* _Exercise instructions_: Your task is to copy every line of the entries that contains "eMeasure".

(Stored data)
↓↓↓

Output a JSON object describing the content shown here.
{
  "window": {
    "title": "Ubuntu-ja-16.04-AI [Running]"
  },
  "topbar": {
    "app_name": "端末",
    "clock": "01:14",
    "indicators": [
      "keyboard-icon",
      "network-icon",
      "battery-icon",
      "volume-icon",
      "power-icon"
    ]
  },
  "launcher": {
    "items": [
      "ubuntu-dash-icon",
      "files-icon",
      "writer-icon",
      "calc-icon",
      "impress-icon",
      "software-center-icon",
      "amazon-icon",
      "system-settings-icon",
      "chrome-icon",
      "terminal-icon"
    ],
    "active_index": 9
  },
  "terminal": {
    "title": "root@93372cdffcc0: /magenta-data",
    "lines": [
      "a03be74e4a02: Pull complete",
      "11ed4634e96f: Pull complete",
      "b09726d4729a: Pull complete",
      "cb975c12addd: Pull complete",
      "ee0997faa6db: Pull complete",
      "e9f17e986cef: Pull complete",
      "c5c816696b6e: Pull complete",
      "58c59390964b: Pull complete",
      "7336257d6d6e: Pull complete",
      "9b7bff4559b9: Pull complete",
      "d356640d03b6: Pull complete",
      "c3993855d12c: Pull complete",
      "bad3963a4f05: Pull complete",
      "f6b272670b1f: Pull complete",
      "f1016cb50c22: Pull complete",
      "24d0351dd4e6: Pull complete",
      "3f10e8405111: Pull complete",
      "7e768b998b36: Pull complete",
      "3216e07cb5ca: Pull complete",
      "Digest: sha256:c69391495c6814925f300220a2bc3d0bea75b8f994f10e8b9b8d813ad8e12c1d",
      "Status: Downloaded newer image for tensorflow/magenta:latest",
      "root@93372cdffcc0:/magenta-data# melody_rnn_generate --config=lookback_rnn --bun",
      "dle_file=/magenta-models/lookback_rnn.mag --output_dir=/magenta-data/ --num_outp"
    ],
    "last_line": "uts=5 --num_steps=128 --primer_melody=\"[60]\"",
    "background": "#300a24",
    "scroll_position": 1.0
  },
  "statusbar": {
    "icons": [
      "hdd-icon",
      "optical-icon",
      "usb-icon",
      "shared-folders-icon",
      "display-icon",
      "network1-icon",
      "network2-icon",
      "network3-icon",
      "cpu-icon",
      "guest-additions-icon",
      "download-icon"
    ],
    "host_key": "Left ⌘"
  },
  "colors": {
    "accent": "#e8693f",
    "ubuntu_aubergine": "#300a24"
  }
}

↑↑↑
↓↓↓

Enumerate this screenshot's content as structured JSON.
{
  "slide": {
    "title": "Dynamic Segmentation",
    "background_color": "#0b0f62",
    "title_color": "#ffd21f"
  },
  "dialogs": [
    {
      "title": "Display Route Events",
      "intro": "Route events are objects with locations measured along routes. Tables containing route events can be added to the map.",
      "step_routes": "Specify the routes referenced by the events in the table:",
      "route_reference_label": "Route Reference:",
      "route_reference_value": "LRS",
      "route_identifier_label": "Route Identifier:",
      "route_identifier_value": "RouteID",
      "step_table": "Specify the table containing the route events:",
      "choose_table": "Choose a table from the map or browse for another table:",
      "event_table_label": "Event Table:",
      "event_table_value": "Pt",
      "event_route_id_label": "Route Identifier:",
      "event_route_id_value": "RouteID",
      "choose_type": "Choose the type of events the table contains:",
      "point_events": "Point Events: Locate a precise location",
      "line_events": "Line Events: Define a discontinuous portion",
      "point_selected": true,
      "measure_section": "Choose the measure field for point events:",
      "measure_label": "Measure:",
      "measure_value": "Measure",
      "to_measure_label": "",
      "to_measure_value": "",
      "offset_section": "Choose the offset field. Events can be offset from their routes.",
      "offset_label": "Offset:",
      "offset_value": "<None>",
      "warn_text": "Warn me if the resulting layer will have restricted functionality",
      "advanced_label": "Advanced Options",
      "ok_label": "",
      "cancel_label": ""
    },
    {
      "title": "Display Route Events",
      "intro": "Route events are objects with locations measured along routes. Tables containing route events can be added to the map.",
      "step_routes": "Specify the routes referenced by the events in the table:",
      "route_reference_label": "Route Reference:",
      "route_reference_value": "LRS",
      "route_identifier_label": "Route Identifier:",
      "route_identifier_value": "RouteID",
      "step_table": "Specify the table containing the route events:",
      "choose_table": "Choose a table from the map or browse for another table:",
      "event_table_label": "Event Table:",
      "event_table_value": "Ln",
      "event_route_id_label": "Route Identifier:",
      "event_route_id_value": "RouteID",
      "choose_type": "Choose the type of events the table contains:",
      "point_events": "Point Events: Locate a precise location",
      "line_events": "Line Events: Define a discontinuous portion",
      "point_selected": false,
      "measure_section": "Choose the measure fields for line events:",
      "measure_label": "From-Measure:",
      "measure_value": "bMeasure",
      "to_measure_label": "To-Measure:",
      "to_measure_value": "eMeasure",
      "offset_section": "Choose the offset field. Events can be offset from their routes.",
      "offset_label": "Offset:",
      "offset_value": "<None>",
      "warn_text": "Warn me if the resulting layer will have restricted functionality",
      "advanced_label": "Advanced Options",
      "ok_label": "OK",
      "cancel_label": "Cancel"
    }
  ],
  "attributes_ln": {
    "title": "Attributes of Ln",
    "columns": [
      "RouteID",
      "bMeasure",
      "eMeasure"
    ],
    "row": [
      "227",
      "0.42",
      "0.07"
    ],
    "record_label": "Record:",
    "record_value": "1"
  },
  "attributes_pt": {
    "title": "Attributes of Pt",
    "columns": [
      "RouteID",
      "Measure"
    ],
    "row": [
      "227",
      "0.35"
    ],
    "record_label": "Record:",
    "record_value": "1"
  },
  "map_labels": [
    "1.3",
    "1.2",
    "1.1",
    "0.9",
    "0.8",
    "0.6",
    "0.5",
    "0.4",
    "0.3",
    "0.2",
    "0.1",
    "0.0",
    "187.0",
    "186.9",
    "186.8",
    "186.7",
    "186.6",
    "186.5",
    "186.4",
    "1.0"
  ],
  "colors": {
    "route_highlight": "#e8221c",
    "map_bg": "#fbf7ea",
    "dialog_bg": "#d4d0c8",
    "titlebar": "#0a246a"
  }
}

↑↑↑

* _Problem solution_:
      "to_measure_value": "eMeasure",
      "eMeasure"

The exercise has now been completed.